* Requirements
Please give the data below again in full, exactly as it stands.

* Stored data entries
↓

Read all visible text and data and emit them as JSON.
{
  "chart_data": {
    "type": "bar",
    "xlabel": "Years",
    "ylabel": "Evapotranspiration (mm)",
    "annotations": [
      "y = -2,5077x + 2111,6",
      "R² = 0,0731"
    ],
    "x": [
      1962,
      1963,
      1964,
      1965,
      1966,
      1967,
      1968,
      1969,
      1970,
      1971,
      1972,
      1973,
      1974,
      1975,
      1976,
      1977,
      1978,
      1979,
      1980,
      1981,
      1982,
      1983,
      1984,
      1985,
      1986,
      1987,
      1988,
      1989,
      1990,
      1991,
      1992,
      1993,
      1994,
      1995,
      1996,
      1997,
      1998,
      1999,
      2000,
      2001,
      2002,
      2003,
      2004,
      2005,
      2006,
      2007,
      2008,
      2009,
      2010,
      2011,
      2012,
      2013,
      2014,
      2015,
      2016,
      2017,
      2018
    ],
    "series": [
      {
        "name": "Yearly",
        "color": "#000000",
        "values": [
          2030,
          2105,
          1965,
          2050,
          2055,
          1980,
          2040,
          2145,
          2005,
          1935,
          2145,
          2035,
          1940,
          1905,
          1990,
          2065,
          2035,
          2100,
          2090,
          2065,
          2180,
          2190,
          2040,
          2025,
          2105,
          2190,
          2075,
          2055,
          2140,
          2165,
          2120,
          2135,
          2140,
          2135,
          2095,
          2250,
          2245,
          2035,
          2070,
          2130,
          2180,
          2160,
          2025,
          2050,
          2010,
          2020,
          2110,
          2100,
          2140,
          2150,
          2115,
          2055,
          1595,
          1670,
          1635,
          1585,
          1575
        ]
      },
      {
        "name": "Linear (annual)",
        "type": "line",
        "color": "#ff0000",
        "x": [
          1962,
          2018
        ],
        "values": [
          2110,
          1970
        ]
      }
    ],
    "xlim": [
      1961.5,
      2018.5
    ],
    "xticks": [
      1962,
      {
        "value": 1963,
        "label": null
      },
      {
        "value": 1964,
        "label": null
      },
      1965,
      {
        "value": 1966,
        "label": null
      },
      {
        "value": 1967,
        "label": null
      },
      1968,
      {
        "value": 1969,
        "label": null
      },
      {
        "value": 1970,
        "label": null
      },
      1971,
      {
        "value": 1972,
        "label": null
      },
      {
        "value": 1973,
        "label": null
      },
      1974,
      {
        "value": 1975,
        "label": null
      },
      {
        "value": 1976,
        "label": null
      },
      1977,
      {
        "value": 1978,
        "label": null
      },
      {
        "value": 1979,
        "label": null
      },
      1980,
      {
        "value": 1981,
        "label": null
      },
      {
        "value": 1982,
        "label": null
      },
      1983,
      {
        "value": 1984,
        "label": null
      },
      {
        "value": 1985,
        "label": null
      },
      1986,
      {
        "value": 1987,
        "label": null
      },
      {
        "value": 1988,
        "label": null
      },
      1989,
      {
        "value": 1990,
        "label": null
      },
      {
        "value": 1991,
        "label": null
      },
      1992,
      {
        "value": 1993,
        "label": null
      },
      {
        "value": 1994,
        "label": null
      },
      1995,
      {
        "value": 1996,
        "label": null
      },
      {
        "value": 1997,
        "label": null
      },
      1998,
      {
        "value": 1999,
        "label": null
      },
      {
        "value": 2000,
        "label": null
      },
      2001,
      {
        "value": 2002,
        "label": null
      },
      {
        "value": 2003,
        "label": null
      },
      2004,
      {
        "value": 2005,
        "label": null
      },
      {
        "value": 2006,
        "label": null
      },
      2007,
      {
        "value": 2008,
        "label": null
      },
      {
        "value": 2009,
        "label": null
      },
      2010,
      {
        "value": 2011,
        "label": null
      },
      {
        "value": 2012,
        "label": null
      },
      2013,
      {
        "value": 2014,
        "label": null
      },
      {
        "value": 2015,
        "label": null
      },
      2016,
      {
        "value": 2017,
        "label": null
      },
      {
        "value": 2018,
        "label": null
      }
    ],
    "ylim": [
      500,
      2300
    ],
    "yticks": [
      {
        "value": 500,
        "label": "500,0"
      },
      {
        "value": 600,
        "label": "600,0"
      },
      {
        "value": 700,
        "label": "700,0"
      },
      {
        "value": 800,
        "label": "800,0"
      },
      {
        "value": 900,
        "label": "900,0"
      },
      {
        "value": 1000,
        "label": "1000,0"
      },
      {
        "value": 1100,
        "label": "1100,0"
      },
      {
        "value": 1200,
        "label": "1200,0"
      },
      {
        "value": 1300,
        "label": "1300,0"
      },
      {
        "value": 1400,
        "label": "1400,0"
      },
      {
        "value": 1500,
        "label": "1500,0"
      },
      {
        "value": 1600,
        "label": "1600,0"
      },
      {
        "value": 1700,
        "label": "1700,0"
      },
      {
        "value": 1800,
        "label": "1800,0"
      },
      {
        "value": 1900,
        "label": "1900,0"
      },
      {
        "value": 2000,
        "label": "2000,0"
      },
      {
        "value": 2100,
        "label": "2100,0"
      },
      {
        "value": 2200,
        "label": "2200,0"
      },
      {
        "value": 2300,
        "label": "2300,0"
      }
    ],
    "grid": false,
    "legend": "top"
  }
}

↑

* Task solution
Read all visible text and data and emit them as JSON.
{
  "chart_data": {
    "type": "bar",
    "xlabel": "Years",
    "ylabel": "Evapotranspiration (mm)",
    "annotations": [
      "y = -2,5077x + 2111,6",
      "R² = 0,0731"
    ],
    "x": [
      1962,
      1963,
      1964,
      1965,
      1966,
      1967,
      1968,
      1969,
      1970,
      1971,
      1972,
      1973,
      1974,
      1975,
      1976,
      1977,
      1978,
      1979,
      1980,
      1981,
      1982,
      1983,
      1984,
      1985,
      1986,
      1987,
      1988,
      1989,
      1990,
      1991,
      1992,
      1993,
      1994,
      1995,
      1996,
      1997,
      1998,
      1999,
      2000,
      2001,
      2002,
      2003,
      2004,
      2005,
      2006,
      2007,
      2008,
      2009,
      2010,
      2011,
      2012,
      2013,
      2014,
      2015,
      2016,
      2017,
      2018
    ],
    "series": [
      {
        "name": "Yearly",
        "color": "#000000",
        "values": [
          2030,
          2105,
          1965,
          2050,
          2055,
          1980,
          2040,
          2145,
          2005,
          1935,
          2145,
          2035,
          1940,
          1905,
          1990,
          2065,
          2035,
          2100,
          2090,
          2065,
          2180,
          2190,
          2040,
          2025,
          2105,
          2190,
          2075,
          2055,
          2140,
          2165,
          2120,
          2135,
          2140,
          2135,
          2095,
          2250,
          2245,
          2035,
          2070,
          2130,
          2180,
          2160,
          2025,
          2050,
          2010,
          2020,
          2110,
          2100,
          2140,
          2150,
          2115,
          2055,
          1595,
          1670,
          1635,
          1585,
          1575
        ]
      },
      {
        "name": "Linear (annual)",
        "type": "line",
        "color": "#ff0000",
        "x": [
          1962,
          2018
        ],
        "values": [
          2110,
          1970
        ]
      }
    ],
    "xlim": [
      1961.5,
      2018.5
    ],
    "xticks": [
      1962,
      {
        "value": 1963,
        "label": null
      },
      {
        "value": 1964,
        "label": null
      },
      1965,
      {
        "value": 1966,
        "label": null
      },
      {
        "value": 1967,
        "label": null
      },
      1968,
      {
        "value": 1969,
        "label": null
      },
      {
        "value": 1970,
        "label": null
      },
      1971,
      {
        "value": 1972,
        "label": null
      },
      {
        "value": 1973,
        "label": null
      },
      1974,
      {
        "value": 1975,
        "label": null
      },
      {
        "value": 1976,
        "label": null
      },
      1977,
      {
        "value": 1978,
        "label": null
      },
      {
        "value": 1979,
        "label": null
      },
      1980,
      {
        "value": 1981,
        "label": null
      },
      {
        "value": 1982,
        "label": null
      },
      1983,
      {
        "value": 1984,
        "label": null
      },
      {
        "value": 1985,
        "label": null
      },
      1986,
      {
        "value": 1987,
        "label": null
      },
      {
        "value": 1988,
        "label": null
      },
      1989,
      {
        "value": 1990,
        "label": null
      },
      {
        "value": 1991,
        "label": null
      },
      1992,
      {
        "value": 1993,
        "label": null
      },
      {
        "value": 1994,
        "label": null
      },
      1995,
      {
        "value": 1996,
        "label": null
      },
      {
        "value": 1997,
        "label": null
      },
      1998,
      {
        "value": 1999,
        "label": null
      },
      {
        "value": 2000,
        "label": null
      },
      2001,
      {
        "value": 2002,
        "label": null
      },
      {
        "value": 2003,
        "label": null
      },
      2004,
      {
        "value": 2005,
        "label": null
      },
      {
        "value": 2006,
        "label": null
      },
      2007,
      {
        "value": 2008,
        "label": null
      },
      {
        "value": 2009,
        "label": null
      },
      2010,
      {
        "value": 2011,
        "label": null
      },
      {
        "value": 2012,
        "label": null
      },
      2013,
      {
        "value": 2014,
        "label": null
      },
      {
        "value": 2015,
        "label": null
      },
      2016,
      {
        "value": 2017,
        "label": null
      },
      {
        "value": 2018,
        "label": null
      }
    ],
    "ylim": [
      500,
      2300
    ],
    "yticks": [
      {
        "value": 500,
        "label": "500,0"
      },
      {
        "value": 600,
        "label": "600,0"
      },
      {
        "value": 700,
        "label": "700,0"
      },
      {
        "value": 800,
        "label": "800,0"
      },
      {
        "value": 900,
        "label": "900,0"
      },
      {
        "value": 1000,
        "label": "1000,0"
      },
      {
        "value": 1100,
        "label": "1100,0"
      },
      {
        "value": 1200,
        "label": "1200,0"
      },
      {
        "value": 1300,
        "label": "1300,0"
      },
      {
        "value": 1400,
        "label": "1400,0"
      },
      {
        "value": 1500,
        "label": "1500,0"
      },
      {
        "value": 1600,
        "label": "1600,0"
      },
      {
        "value": 1700,
        "label": "1700,0"
      },
      {
        "value": 1800,
        "label": "1800,0"
      },
      {
        "value": 1900,
        "label": "1900,0"
      },
      {
        "value": 2000,
        "label": "2000,0"
      },
      {
        "value": 2100,
        "label": "2100,0"
      },
      {
        "value": 2200,
        "label": "2200,0"
      },
      {
        "value": 2300,
        "label": "2300,0"
      }
    ],
    "grid": false,
    "legend": "top"
  }
}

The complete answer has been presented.